==== Dataset records
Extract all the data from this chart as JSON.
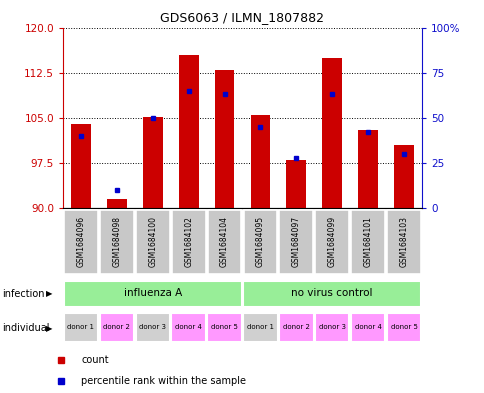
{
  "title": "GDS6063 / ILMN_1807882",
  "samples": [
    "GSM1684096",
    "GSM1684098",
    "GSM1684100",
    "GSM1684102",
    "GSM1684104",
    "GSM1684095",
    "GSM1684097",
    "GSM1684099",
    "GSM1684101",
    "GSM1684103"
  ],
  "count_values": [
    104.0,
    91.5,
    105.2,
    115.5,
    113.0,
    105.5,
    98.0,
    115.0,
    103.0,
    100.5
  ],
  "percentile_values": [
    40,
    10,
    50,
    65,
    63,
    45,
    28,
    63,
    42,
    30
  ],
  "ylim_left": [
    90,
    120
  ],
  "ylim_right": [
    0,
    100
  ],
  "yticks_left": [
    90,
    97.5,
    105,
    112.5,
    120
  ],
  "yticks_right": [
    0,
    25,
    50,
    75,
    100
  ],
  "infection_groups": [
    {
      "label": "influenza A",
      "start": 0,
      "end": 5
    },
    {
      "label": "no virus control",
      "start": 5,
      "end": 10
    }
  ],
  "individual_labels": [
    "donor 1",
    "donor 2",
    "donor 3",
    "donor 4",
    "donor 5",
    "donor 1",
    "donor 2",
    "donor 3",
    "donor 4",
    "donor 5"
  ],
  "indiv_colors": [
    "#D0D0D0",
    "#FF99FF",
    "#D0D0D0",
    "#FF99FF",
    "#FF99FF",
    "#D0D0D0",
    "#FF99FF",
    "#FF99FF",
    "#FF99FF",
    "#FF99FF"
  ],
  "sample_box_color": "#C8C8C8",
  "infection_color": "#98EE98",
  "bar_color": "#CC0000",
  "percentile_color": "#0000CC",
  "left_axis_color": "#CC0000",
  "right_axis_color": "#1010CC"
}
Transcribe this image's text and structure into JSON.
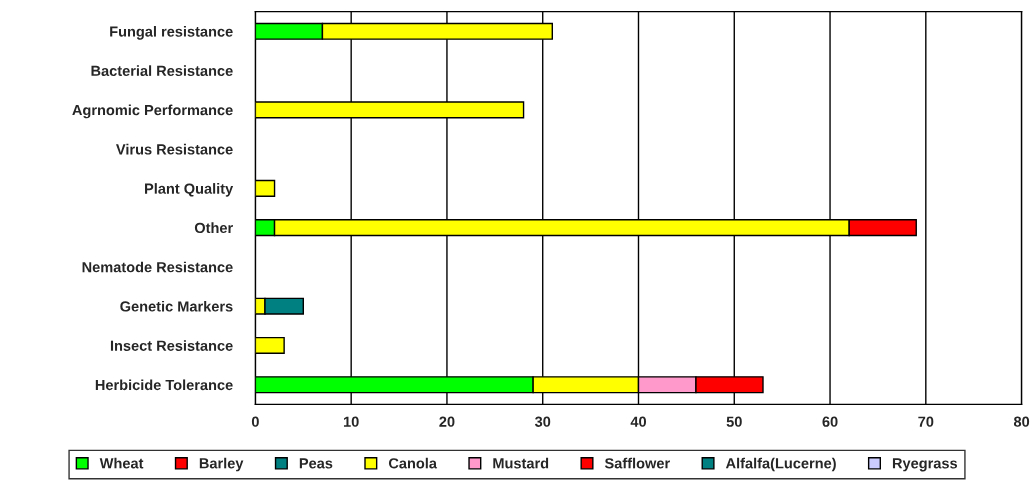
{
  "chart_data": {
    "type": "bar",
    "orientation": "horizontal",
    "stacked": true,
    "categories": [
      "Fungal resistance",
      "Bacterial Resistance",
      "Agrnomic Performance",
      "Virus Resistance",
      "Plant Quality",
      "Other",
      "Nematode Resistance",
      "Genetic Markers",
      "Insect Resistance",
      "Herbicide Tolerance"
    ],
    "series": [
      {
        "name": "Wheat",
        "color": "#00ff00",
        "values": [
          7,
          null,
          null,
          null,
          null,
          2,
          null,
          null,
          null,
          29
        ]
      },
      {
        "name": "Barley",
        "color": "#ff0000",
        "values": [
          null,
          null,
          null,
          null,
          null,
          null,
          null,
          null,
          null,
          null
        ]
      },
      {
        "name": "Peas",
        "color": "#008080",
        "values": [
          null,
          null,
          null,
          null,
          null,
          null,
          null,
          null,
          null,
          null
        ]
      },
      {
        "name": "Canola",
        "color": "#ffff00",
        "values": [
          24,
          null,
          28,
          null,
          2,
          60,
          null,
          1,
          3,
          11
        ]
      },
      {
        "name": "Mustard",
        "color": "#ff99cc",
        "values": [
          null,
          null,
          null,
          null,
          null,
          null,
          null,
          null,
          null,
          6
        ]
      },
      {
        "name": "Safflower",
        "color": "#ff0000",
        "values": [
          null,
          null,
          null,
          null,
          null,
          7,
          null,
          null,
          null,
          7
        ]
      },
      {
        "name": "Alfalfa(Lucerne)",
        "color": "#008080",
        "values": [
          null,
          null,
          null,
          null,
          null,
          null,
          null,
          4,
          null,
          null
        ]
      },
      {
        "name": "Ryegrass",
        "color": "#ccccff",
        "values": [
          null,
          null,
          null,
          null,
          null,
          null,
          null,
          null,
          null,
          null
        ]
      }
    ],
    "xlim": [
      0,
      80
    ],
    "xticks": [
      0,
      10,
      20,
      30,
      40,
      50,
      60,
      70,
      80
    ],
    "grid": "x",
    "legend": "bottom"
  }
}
========
==== Dataset records
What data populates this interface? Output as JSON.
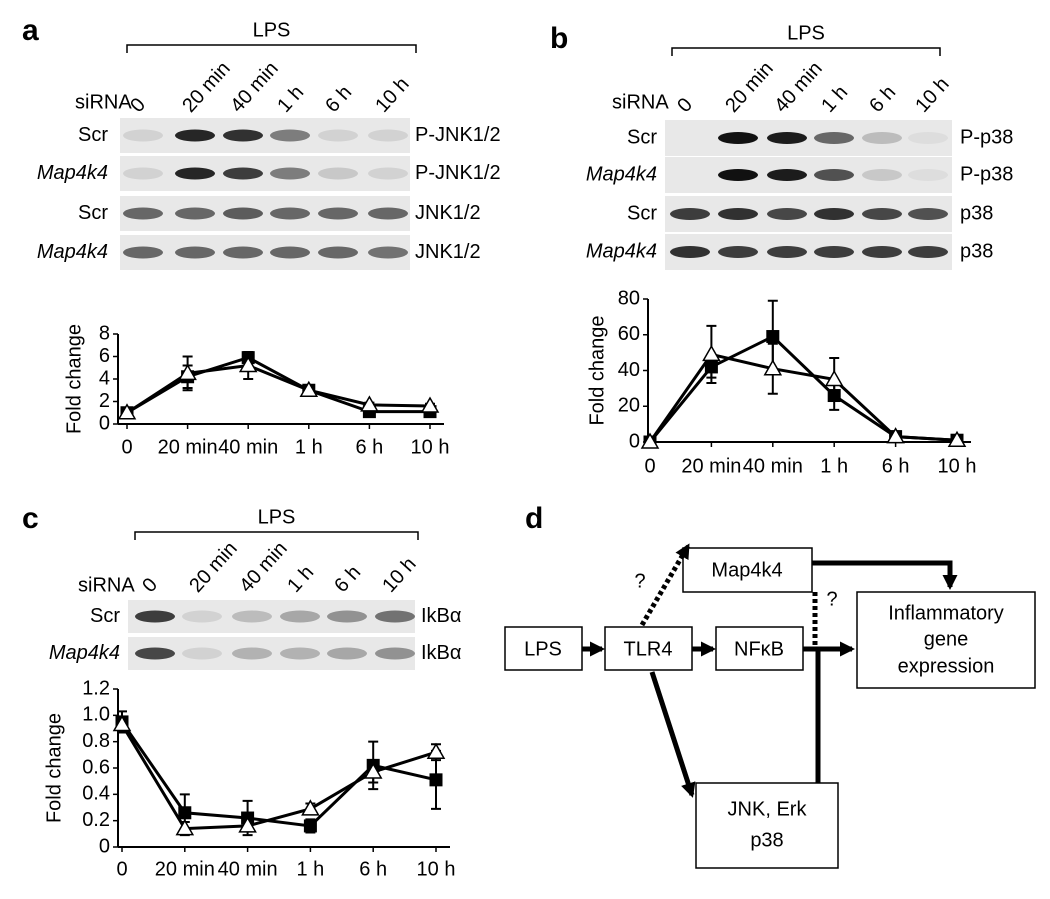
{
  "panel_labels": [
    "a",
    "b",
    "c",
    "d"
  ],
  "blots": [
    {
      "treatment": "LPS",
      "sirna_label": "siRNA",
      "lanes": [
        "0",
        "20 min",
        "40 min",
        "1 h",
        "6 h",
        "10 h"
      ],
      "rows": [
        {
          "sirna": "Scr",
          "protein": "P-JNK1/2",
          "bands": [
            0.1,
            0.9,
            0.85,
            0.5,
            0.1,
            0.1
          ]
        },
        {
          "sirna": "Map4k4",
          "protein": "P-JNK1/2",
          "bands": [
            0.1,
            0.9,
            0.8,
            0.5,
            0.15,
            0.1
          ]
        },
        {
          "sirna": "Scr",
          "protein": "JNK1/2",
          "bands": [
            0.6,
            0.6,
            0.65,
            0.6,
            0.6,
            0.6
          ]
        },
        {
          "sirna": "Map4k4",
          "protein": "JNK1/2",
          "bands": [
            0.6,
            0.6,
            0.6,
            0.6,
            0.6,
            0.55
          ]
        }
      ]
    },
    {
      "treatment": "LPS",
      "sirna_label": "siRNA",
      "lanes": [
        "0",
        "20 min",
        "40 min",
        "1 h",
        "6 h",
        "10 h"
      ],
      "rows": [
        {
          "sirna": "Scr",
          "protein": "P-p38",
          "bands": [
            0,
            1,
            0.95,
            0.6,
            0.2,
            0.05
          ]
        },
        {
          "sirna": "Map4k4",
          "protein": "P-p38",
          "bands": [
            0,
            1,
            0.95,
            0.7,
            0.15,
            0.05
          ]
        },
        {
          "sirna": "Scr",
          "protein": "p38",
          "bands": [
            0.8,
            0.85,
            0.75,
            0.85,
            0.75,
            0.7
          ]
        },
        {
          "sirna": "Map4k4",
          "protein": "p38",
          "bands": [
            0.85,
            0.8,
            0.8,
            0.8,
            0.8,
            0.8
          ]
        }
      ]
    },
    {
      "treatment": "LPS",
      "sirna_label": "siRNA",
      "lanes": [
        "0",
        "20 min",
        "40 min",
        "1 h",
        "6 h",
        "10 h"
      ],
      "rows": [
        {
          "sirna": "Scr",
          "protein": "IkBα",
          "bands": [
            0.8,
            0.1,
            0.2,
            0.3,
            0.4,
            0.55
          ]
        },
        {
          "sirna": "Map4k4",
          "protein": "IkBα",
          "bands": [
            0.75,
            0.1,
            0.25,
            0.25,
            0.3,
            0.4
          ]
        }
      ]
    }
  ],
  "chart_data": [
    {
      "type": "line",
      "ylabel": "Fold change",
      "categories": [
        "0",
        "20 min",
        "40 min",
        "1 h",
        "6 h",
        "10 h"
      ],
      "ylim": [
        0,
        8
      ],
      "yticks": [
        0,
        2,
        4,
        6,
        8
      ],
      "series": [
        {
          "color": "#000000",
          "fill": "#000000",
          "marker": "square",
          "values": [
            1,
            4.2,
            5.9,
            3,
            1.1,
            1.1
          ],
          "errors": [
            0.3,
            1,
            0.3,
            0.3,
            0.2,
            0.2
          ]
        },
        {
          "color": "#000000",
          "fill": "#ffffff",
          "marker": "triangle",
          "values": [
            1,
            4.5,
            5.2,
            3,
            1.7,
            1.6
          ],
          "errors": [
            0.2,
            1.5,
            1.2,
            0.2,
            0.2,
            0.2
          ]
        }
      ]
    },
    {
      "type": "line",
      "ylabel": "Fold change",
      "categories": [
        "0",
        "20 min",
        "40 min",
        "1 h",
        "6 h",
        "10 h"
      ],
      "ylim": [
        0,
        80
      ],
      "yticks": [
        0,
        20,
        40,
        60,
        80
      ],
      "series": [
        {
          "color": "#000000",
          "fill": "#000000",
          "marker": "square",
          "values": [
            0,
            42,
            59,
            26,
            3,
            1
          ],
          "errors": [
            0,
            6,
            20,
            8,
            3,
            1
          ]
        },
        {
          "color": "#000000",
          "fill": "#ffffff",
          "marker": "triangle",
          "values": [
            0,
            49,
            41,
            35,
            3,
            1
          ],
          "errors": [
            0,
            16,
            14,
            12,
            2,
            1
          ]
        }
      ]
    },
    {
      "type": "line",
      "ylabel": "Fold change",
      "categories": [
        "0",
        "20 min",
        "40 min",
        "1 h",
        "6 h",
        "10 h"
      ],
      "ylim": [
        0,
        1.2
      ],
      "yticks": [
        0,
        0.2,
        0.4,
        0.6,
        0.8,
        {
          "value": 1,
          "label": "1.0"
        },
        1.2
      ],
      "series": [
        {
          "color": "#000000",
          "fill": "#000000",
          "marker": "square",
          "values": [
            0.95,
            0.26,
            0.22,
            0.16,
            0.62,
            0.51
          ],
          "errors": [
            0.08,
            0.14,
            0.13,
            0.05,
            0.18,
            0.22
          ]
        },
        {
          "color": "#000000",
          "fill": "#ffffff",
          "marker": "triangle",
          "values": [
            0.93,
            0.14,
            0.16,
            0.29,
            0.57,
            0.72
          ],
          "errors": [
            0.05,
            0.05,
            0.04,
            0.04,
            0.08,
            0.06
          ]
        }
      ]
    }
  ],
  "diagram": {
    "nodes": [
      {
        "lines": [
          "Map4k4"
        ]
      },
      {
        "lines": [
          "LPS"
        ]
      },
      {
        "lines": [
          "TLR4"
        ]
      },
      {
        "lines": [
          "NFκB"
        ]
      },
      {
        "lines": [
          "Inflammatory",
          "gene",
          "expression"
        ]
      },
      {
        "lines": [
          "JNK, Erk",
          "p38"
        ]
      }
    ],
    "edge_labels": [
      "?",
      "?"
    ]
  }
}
========
==== Dataset records
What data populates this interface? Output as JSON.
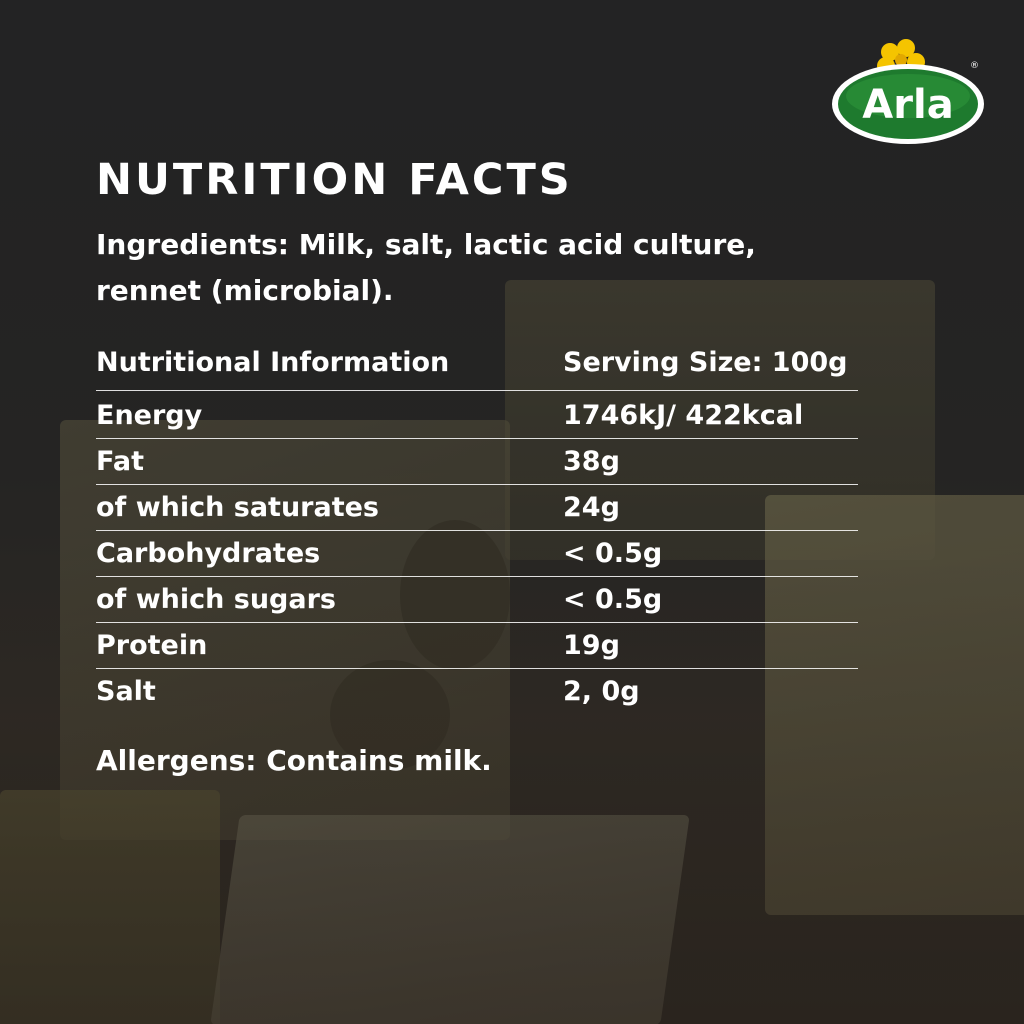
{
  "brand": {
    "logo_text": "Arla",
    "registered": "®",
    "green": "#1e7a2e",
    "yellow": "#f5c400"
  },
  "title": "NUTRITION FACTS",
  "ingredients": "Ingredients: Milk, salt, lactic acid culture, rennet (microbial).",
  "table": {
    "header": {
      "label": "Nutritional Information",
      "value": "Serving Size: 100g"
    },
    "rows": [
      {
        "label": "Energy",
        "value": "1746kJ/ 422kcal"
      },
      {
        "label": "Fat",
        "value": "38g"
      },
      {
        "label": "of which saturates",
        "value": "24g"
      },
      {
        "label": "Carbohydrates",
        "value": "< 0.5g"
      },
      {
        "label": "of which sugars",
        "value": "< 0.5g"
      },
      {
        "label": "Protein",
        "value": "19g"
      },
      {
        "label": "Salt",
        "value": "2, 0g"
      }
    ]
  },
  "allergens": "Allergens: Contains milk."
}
========
### [Exercise]
Working through the data above, find every line holding "JSON" and copy it.

### [Task response]
Extract all the data from this chart as JSON.
Transcribe this image's text and structure into JSON.
What data populates this interface? Output as JSON.
What data populates this interface? Output as JSON.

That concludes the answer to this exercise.